- Opening Delimiter -

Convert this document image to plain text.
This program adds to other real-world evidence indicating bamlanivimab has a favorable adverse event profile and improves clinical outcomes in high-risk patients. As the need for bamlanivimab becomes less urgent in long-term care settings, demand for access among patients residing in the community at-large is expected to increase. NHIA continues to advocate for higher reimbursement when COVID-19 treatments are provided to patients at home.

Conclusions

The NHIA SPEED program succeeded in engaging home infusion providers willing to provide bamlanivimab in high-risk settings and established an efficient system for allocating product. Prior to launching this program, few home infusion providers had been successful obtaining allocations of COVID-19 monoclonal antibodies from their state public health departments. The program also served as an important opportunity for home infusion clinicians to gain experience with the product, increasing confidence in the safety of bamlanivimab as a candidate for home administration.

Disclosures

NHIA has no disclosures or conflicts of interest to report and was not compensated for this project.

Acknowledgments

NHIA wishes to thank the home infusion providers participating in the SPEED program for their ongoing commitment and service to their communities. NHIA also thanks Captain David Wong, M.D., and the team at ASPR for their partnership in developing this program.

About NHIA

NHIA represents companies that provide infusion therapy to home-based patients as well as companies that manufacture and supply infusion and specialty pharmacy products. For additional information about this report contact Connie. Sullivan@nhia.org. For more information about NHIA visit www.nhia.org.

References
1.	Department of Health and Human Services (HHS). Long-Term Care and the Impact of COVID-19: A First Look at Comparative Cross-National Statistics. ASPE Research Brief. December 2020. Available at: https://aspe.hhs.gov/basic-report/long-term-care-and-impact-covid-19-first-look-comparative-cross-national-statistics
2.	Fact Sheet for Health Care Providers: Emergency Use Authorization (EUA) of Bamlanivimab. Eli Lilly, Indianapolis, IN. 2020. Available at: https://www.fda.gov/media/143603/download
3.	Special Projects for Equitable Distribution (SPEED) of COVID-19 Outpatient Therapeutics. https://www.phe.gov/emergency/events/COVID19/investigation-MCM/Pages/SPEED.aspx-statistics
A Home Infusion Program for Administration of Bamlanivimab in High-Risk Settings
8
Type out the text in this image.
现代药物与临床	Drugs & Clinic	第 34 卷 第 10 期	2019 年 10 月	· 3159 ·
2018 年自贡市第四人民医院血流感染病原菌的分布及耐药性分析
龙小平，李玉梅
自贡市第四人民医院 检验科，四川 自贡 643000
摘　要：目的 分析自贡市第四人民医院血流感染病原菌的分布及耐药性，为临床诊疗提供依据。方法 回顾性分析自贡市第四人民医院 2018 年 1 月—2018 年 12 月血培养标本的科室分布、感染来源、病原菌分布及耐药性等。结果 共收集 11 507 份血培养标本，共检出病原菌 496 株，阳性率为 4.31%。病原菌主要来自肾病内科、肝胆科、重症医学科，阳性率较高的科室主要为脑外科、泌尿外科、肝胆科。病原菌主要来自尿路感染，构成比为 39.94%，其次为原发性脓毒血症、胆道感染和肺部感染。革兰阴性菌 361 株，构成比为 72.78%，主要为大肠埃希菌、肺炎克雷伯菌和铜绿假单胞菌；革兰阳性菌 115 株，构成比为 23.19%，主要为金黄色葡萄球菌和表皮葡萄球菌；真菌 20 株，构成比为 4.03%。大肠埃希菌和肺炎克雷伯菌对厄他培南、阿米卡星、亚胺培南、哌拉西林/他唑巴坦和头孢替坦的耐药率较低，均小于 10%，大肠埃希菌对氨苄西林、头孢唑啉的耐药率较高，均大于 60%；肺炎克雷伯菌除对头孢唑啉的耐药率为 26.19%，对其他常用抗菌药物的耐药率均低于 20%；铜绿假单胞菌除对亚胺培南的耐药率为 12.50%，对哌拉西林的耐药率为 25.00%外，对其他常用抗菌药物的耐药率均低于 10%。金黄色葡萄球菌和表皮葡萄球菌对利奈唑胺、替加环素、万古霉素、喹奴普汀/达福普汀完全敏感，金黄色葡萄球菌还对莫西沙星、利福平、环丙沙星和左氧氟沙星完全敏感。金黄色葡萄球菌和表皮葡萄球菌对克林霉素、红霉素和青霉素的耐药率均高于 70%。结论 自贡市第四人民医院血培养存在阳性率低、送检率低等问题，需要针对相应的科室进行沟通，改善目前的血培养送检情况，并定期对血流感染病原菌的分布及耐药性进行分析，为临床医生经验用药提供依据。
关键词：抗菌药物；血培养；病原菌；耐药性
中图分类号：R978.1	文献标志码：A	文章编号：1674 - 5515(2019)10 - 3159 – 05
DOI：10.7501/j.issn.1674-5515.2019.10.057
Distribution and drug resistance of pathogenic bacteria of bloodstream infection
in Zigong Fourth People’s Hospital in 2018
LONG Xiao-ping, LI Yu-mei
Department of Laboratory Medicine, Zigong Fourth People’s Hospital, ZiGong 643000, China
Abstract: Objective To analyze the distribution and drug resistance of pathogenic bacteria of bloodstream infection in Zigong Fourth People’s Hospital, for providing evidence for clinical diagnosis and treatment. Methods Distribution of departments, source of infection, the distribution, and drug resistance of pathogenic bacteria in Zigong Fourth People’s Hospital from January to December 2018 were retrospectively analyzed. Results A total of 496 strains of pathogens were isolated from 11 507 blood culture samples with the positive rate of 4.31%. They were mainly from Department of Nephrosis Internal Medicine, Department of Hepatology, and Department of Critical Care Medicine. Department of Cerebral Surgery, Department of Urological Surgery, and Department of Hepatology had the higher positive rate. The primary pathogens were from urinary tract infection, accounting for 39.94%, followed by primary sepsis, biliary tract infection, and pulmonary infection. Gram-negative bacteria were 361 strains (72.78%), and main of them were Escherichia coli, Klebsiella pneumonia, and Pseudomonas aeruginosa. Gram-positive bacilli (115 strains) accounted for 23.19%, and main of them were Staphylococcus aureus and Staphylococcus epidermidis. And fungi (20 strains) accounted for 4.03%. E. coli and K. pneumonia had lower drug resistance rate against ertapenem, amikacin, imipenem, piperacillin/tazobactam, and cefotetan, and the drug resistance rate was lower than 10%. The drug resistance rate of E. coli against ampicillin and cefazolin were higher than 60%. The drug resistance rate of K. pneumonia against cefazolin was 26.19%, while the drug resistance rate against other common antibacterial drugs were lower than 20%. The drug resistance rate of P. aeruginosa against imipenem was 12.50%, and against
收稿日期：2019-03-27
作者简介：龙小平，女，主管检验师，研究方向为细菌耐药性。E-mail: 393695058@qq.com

- Closing Delimiter -

→ **About this task**:
From the records above, return each line that includes "image".

→ **Worked solution**:
Convert this document image to plain text.
Type out the text in this image.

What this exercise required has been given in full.